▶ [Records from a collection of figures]
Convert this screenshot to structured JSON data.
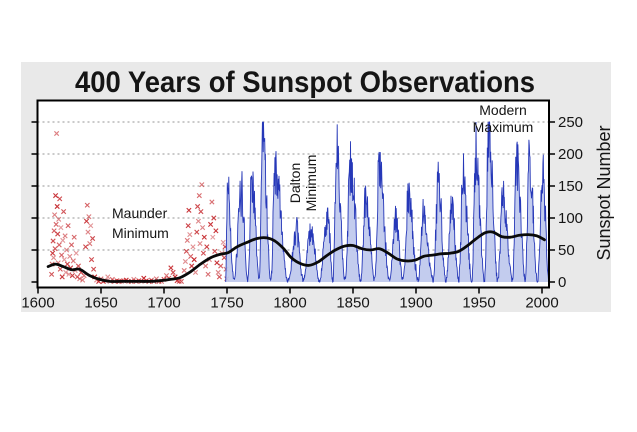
{
  "chart_data": {
    "type": "line",
    "title": "400 Years of Sunspot Observations",
    "ylabel_right": "Sunspot Number",
    "xlabel": "",
    "x_ticks": [
      1600,
      1650,
      1700,
      1750,
      1800,
      1850,
      1900,
      1950,
      2000
    ],
    "y_ticks": [
      0,
      50,
      100,
      150,
      200,
      250
    ],
    "x_range": [
      1600,
      2006
    ],
    "y_range": [
      0,
      285
    ],
    "grid": "dashed horizontal at 50..250",
    "legend_position": "none",
    "annotations": {
      "maunder": {
        "line1": "Maunder",
        "line2": "Minimum"
      },
      "dalton": {
        "line1": "Dalton",
        "line2": "Minimum",
        "rotation": -90
      },
      "modern": {
        "line1": "Modern",
        "line2": "Maximum"
      }
    },
    "colors": {
      "panel_bg": "#e9e9e9",
      "plot_bg": "#ffffff",
      "frame": "#000000",
      "grid": "#949494",
      "red_scatter": "#c5262b",
      "blue_line": "#2638b8",
      "blue_fill": "#bcc7ec",
      "smoothed_line": "#0a0a0a"
    },
    "red_scatter": {
      "label": "sporadic early observations (x markers, 1610-1750)",
      "points": [
        [
          1610.8,
          12
        ],
        [
          1611.2,
          28
        ],
        [
          1611.6,
          45
        ],
        [
          1612.0,
          64
        ],
        [
          1612.4,
          38
        ],
        [
          1612.8,
          80
        ],
        [
          1613.2,
          105
        ],
        [
          1613.6,
          52
        ],
        [
          1614.0,
          135
        ],
        [
          1614.4,
          90
        ],
        [
          1614.8,
          232
        ],
        [
          1615.2,
          118
        ],
        [
          1615.6,
          75
        ],
        [
          1616.0,
          30
        ],
        [
          1616.4,
          98
        ],
        [
          1616.8,
          58
        ],
        [
          1617.2,
          130
        ],
        [
          1617.7,
          20
        ],
        [
          1618.2,
          85
        ],
        [
          1618.7,
          42
        ],
        [
          1619.2,
          8
        ],
        [
          1619.7,
          65
        ],
        [
          1620.3,
          110
        ],
        [
          1620.9,
          35
        ],
        [
          1621.5,
          72
        ],
        [
          1622.1,
          15
        ],
        [
          1622.7,
          50
        ],
        [
          1623.3,
          28
        ],
        [
          1623.9,
          88
        ],
        [
          1624.5,
          12
        ],
        [
          1625.2,
          40
        ],
        [
          1625.9,
          22
        ],
        [
          1626.6,
          58
        ],
        [
          1627.3,
          10
        ],
        [
          1628.0,
          33
        ],
        [
          1628.7,
          70
        ],
        [
          1629.5,
          18
        ],
        [
          1630.3,
          45
        ],
        [
          1631.2,
          8
        ],
        [
          1632.1,
          25
        ],
        [
          1633.1,
          5
        ],
        [
          1634.2,
          15
        ],
        [
          1635.4,
          3
        ],
        [
          1636.6,
          10
        ],
        [
          1637.8,
          55
        ],
        [
          1638.5,
          95
        ],
        [
          1639.1,
          120
        ],
        [
          1639.7,
          78
        ],
        [
          1640.4,
          102
        ],
        [
          1641.1,
          60
        ],
        [
          1641.8,
          88
        ],
        [
          1642.5,
          35
        ],
        [
          1643.3,
          68
        ],
        [
          1644.1,
          20
        ],
        [
          1645.0,
          8
        ],
        [
          1646.5,
          3
        ],
        [
          1648.2,
          1
        ],
        [
          1650.0,
          5
        ],
        [
          1651.8,
          1
        ],
        [
          1653.6,
          2
        ],
        [
          1655.4,
          8
        ],
        [
          1657.2,
          1
        ],
        [
          1659.0,
          4
        ],
        [
          1660.8,
          1
        ],
        [
          1662.6,
          2
        ],
        [
          1664.4,
          1
        ],
        [
          1666.2,
          1
        ],
        [
          1668.0,
          2
        ],
        [
          1670.0,
          3
        ],
        [
          1672.0,
          1
        ],
        [
          1674.0,
          1
        ],
        [
          1676.0,
          4
        ],
        [
          1678.0,
          1
        ],
        [
          1680.0,
          2
        ],
        [
          1682.0,
          1
        ],
        [
          1684.0,
          6
        ],
        [
          1686.0,
          2
        ],
        [
          1688.0,
          1
        ],
        [
          1690.0,
          3
        ],
        [
          1692.0,
          1
        ],
        [
          1694.0,
          5
        ],
        [
          1696.0,
          1
        ],
        [
          1698.0,
          1
        ],
        [
          1700.0,
          4
        ],
        [
          1702.0,
          10
        ],
        [
          1703.8,
          6
        ],
        [
          1705.5,
          22
        ],
        [
          1707.2,
          15
        ],
        [
          1708.8,
          8
        ],
        [
          1710.4,
          2
        ],
        [
          1712.0,
          1
        ],
        [
          1713.8,
          1
        ],
        [
          1716.0,
          18
        ],
        [
          1717.0,
          32
        ],
        [
          1717.8,
          48
        ],
        [
          1718.5,
          65
        ],
        [
          1719.2,
          88
        ],
        [
          1719.8,
          112
        ],
        [
          1720.5,
          74
        ],
        [
          1721.2,
          40
        ],
        [
          1722.0,
          25
        ],
        [
          1723.0,
          55
        ],
        [
          1724.0,
          35
        ],
        [
          1725.0,
          15
        ],
        [
          1726.0,
          78
        ],
        [
          1726.7,
          118
        ],
        [
          1727.3,
          95
        ],
        [
          1728.0,
          135
        ],
        [
          1728.6,
          60
        ],
        [
          1729.3,
          110
        ],
        [
          1730.0,
          152
        ],
        [
          1730.6,
          85
        ],
        [
          1731.3,
          45
        ],
        [
          1732.0,
          70
        ],
        [
          1733.0,
          25
        ],
        [
          1734.0,
          55
        ],
        [
          1735.0,
          12
        ],
        [
          1736.0,
          35
        ],
        [
          1737.0,
          90
        ],
        [
          1738.0,
          125
        ],
        [
          1738.7,
          70
        ],
        [
          1739.5,
          100
        ],
        [
          1740.3,
          48
        ],
        [
          1741.2,
          80
        ],
        [
          1742.0,
          30
        ],
        [
          1743.0,
          15
        ],
        [
          1744.0,
          8
        ],
        [
          1745.0,
          25
        ],
        [
          1746.0,
          45
        ],
        [
          1747.0,
          62
        ],
        [
          1747.8,
          38
        ],
        [
          1748.5,
          55
        ],
        [
          1749.2,
          20
        ],
        [
          1749.8,
          5
        ]
      ]
    },
    "blue_series": {
      "label": "monthly sunspot number (1749-2005)",
      "start": 1749.0,
      "end": 2005.5,
      "cycle_minima_years": [
        1755.5,
        1766.5,
        1775.6,
        1784.8,
        1798.5,
        1810.5,
        1823.4,
        1834.0,
        1843.6,
        1856.1,
        1867.3,
        1879.0,
        1889.7,
        1901.8,
        1913.7,
        1923.7,
        1933.9,
        1944.3,
        1954.4,
        1964.9,
        1976.6,
        1986.9,
        1996.5
      ],
      "cycle_peaks": [
        [
          1750.3,
          155
        ],
        [
          1761.5,
          140
        ],
        [
          1769.8,
          165
        ],
        [
          1778.4,
          238
        ],
        [
          1788.2,
          172
        ],
        [
          1805.2,
          78
        ],
        [
          1816.5,
          82
        ],
        [
          1829.9,
          108
        ],
        [
          1837.3,
          205
        ],
        [
          1848.2,
          180
        ],
        [
          1860.2,
          130
        ],
        [
          1870.7,
          176
        ],
        [
          1883.9,
          98
        ],
        [
          1894.0,
          129
        ],
        [
          1905.6,
          108
        ],
        [
          1917.7,
          156
        ],
        [
          1928.4,
          114
        ],
        [
          1937.5,
          165
        ],
        [
          1947.6,
          200
        ],
        [
          1957.9,
          240
        ],
        [
          1969.0,
          135
        ],
        [
          1979.9,
          188
        ],
        [
          1989.7,
          196
        ],
        [
          2000.4,
          168
        ]
      ]
    },
    "smoothed_series": {
      "label": "long-term smoothed sunspot number (black curve)",
      "points": [
        [
          1608,
          24
        ],
        [
          1614,
          28
        ],
        [
          1620,
          24
        ],
        [
          1627,
          19
        ],
        [
          1633,
          20
        ],
        [
          1641,
          10
        ],
        [
          1649,
          4
        ],
        [
          1657,
          1
        ],
        [
          1665,
          1
        ],
        [
          1673,
          1
        ],
        [
          1681,
          1
        ],
        [
          1689,
          1
        ],
        [
          1697,
          2
        ],
        [
          1705,
          4
        ],
        [
          1713,
          7
        ],
        [
          1721,
          16
        ],
        [
          1729,
          28
        ],
        [
          1737,
          38
        ],
        [
          1744,
          43
        ],
        [
          1751,
          46
        ],
        [
          1758,
          55
        ],
        [
          1766,
          62
        ],
        [
          1774,
          68
        ],
        [
          1781,
          69
        ],
        [
          1788,
          64
        ],
        [
          1795,
          52
        ],
        [
          1801,
          38
        ],
        [
          1808,
          29
        ],
        [
          1815,
          26
        ],
        [
          1822,
          31
        ],
        [
          1829,
          41
        ],
        [
          1836,
          50
        ],
        [
          1843,
          56
        ],
        [
          1850,
          57
        ],
        [
          1857,
          52
        ],
        [
          1864,
          50
        ],
        [
          1871,
          52
        ],
        [
          1878,
          45
        ],
        [
          1885,
          36
        ],
        [
          1892,
          33
        ],
        [
          1899,
          34
        ],
        [
          1906,
          40
        ],
        [
          1913,
          42
        ],
        [
          1920,
          44
        ],
        [
          1927,
          45
        ],
        [
          1934,
          48
        ],
        [
          1941,
          57
        ],
        [
          1948,
          68
        ],
        [
          1955,
          77
        ],
        [
          1961,
          78
        ],
        [
          1968,
          71
        ],
        [
          1975,
          70
        ],
        [
          1982,
          73
        ],
        [
          1989,
          74
        ],
        [
          1996,
          72
        ],
        [
          2002,
          66
        ]
      ]
    }
  }
}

▶ [WRITTEN REQUEST] Locate and copy each line in the data above that includes the word "grid".

▶ [CORRECT RESPONSE]
    "grid": "dashed horizontal at 50..250",
      "grid": "#949494",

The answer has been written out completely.